WHAT TO DO
Take the line that contains "What does this" as the first line and the final line of the records as the last; return exactly those lines and the lines between.

TASK INPUT
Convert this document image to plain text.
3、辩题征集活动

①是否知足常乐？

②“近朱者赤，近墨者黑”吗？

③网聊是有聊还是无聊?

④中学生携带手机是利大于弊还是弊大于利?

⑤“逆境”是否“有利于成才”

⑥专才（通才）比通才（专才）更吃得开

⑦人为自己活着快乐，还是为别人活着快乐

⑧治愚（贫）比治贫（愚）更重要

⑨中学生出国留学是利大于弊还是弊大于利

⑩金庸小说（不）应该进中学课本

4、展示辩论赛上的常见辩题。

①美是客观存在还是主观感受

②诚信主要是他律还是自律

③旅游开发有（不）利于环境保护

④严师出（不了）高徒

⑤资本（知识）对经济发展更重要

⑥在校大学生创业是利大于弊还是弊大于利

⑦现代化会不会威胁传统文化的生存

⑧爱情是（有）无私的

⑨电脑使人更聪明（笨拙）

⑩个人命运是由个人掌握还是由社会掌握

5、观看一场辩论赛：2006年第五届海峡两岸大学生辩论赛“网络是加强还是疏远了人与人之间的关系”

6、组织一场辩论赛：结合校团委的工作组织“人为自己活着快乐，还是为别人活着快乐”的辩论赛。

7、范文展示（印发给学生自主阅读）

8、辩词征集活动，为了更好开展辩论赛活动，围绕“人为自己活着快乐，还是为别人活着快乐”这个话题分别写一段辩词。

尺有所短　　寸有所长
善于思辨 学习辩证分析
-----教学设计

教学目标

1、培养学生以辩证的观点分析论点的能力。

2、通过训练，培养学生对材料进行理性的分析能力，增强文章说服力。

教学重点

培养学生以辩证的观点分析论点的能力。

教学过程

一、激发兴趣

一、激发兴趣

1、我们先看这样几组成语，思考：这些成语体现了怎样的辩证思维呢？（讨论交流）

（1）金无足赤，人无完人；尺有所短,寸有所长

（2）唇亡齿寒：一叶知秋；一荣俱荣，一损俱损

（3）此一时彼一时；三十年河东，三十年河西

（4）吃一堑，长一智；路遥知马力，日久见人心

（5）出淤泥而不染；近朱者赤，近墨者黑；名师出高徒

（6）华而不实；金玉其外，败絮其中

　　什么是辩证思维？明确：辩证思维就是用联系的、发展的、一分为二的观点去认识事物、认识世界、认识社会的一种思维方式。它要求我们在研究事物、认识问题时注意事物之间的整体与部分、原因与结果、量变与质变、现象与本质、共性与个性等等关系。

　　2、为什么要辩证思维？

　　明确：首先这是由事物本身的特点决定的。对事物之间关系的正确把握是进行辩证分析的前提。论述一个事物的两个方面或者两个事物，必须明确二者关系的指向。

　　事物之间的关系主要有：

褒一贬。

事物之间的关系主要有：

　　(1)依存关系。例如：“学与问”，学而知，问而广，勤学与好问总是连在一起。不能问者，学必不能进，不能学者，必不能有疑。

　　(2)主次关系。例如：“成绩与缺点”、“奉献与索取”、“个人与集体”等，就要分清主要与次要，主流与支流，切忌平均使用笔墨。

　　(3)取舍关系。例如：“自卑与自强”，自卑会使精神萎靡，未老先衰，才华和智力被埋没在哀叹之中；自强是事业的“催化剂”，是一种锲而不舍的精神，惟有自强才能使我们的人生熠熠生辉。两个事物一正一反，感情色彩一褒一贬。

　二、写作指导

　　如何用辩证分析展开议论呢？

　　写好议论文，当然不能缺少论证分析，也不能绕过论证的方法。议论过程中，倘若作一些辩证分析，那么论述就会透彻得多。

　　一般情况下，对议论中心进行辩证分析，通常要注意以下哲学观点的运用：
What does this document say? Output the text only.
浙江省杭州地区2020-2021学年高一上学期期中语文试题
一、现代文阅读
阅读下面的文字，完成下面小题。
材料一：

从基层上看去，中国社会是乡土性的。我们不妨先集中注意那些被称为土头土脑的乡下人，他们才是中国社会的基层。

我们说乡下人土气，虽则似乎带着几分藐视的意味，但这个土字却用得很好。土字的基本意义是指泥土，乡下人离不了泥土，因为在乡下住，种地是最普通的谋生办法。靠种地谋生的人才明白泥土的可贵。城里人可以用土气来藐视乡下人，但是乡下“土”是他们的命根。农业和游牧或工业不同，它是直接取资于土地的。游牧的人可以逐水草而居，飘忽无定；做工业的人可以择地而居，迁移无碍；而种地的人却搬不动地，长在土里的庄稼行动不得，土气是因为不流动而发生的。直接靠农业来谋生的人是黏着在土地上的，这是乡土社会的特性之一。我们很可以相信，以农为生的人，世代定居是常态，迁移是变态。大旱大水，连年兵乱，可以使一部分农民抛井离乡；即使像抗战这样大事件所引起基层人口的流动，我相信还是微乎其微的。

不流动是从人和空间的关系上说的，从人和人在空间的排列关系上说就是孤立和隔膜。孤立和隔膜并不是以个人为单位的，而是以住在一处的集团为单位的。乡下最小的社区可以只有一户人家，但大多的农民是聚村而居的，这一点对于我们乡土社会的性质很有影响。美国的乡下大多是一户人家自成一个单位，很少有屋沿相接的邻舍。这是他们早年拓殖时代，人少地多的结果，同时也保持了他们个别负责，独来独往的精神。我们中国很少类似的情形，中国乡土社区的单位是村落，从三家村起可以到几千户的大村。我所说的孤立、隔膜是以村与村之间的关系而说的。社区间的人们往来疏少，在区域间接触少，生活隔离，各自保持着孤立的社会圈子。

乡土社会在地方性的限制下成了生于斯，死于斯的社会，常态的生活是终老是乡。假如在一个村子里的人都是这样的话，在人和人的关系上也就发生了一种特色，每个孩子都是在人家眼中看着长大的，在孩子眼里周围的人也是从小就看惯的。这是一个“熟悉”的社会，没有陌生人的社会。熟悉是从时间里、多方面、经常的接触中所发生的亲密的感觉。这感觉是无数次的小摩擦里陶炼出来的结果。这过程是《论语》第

EXERCISE OUTPUT
What does this document say? Output the text only.
浙江省杭州地区2020-2021学年高一上学期期中语文试题
一、现代文阅读
阅读下面的文字，完成下面小题。
材料一：

从基层上看去，中国社会是乡土性的。我们不妨先集中注意那些被称为土头土脑的乡下人，他们才是中国社会的基层。

我们说乡下人土气，虽则似乎带着几分藐视的意味，但这个土字却用得很好。土字的基本意义是指泥土，乡下人离不了泥土，因为在乡下住，种地是最普通的谋生办法。靠种地谋生的人才明白泥土的可贵。城里人可以用土气来藐视乡下人，但是乡下“土”是他们的命根。农业和游牧或工业不同，它是直接取资于土地的。游牧的人可以逐水草而居，飘忽无定；做工业的人可以择地而居，迁移无碍；而种地的人却搬不动地，长在土里的庄稼行动不得，土气是因为不流动而发生的。直接靠农业来谋生的人是黏着在土地上的，这是乡土社会的特性之一。我们很可以相信，以农为生的人，世代定居是常态，迁移是变态。大旱大水，连年兵乱，可以使一部分农民抛井离乡；即使像抗战这样大事件所引起基层人口的流动，我相信还是微乎其微的。

不流动是从人和空间的关系上说的，从人和人在空间的排列关系上说就是孤立和隔膜。孤立和隔膜并不是以个人为单位的，而是以住在一处的集团为单位的。乡下最小的社区可以只有一户人家，但大多的农民是聚村而居的，这一点对于我们乡土社会的性质很有影响。美国的乡下大多是一户人家自成一个单位，很少有屋沿相接的邻舍。这是他们早年拓殖时代，人少地多的结果，同时也保持了他们个别负责，独来独往的精神。我们中国很少类似的情形，中国乡土社区的单位是村落，从三家村起可以到几千户的大村。我所说的孤立、隔膜是以村与村之间的关系而说的。社区间的人们往来疏少，在区域间接触少，生活隔离，各自保持着孤立的社会圈子。

乡土社会在地方性的限制下成了生于斯，死于斯的社会，常态的生活是终老是乡。假如在一个村子里的人都是这样的话，在人和人的关系上也就发生了一种特色，每个孩子都是在人家眼中看着长大的，在孩子眼里周围的人也是从小就看惯的。这是一个“熟悉”的社会，没有陌生人的社会。熟悉是从时间里、多方面、经常的接触中所发生的亲密的感觉。这感觉是无数次的小摩擦里陶炼出来的结果。这过程是《论语》第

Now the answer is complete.